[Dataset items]
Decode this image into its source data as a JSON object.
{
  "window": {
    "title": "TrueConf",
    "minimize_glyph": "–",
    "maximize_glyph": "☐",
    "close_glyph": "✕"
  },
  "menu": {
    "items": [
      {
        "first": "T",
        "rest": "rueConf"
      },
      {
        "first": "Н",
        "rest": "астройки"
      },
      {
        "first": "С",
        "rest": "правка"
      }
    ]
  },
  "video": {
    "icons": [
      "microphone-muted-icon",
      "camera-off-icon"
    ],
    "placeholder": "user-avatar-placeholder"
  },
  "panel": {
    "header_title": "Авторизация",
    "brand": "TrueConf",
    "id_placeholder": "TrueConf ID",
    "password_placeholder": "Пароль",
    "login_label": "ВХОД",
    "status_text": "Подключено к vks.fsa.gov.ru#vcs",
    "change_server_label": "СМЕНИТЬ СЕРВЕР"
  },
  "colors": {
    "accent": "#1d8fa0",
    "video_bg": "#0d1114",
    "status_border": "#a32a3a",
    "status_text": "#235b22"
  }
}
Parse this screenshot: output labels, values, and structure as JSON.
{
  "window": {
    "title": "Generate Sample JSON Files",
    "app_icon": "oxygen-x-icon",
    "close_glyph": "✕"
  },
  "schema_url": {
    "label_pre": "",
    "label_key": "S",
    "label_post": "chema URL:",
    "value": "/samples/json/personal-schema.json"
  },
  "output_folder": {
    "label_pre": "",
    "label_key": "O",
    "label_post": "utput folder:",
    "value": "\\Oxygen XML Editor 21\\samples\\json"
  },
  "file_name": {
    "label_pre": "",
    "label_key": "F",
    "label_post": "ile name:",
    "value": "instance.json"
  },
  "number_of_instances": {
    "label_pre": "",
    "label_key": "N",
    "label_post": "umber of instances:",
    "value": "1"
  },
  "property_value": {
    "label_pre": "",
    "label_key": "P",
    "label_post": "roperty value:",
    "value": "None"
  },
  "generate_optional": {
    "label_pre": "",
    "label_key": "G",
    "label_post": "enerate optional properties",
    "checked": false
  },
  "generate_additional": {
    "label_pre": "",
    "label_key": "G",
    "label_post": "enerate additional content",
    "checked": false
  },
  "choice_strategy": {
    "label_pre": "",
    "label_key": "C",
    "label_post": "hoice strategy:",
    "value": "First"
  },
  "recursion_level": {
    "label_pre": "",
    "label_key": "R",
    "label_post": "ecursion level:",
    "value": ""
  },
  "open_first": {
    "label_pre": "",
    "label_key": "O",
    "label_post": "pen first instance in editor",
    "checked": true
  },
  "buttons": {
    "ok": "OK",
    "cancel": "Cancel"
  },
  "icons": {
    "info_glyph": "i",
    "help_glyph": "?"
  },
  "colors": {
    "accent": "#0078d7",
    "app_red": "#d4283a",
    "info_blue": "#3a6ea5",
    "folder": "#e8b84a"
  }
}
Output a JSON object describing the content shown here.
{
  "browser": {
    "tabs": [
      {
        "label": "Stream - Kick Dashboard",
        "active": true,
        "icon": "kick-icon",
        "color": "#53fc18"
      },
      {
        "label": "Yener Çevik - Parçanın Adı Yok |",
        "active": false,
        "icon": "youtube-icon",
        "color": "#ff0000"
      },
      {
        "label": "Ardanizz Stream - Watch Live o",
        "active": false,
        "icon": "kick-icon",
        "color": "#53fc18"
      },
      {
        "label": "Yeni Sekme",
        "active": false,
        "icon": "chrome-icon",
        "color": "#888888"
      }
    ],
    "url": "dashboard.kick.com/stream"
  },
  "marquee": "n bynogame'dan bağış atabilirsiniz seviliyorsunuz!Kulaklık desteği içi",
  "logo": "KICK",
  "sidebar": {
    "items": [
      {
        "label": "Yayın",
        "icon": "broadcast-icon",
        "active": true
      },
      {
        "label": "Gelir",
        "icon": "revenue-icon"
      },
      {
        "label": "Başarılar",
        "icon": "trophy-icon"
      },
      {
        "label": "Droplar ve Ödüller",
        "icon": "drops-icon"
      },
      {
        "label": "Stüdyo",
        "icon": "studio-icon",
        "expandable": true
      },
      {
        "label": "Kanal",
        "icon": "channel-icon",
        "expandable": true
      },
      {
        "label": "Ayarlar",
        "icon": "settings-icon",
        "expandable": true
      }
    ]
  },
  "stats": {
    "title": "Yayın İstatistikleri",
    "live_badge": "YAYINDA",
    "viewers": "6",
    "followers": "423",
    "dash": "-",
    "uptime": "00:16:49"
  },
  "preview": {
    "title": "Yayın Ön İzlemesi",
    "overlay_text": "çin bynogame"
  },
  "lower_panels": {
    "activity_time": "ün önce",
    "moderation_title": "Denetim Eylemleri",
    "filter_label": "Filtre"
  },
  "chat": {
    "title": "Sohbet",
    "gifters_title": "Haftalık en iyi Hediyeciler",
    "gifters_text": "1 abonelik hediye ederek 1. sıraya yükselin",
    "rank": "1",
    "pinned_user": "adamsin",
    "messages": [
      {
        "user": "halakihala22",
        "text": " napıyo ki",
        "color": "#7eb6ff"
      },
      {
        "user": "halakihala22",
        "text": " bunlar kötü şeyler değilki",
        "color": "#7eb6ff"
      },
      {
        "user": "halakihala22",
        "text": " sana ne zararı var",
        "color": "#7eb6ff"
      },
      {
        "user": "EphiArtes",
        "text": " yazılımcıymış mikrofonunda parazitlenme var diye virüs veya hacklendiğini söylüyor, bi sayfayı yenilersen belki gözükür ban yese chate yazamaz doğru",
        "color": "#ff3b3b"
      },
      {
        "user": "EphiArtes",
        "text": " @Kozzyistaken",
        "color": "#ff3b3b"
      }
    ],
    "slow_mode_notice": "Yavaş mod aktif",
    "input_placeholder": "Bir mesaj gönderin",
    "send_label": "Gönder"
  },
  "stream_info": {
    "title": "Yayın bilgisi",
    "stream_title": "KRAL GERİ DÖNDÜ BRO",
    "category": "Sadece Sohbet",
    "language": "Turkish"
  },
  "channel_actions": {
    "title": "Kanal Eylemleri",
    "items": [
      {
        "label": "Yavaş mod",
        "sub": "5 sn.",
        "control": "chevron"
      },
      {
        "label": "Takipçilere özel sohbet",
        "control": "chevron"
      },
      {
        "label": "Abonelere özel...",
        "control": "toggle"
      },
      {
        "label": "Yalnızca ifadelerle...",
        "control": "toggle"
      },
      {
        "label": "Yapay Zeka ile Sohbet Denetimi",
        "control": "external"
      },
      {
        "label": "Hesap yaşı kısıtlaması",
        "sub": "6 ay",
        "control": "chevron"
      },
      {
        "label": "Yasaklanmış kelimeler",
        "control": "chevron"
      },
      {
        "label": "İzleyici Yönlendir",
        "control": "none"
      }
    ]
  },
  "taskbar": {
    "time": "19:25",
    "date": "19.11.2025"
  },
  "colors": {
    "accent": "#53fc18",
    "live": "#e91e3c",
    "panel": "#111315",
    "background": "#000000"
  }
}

Goal of the exercise ▸
Look through the data and gather every line with the string "content" in it.

The reply ▸
    "label_post": "enerate additional content",
Output a JSON object describing the content shown here.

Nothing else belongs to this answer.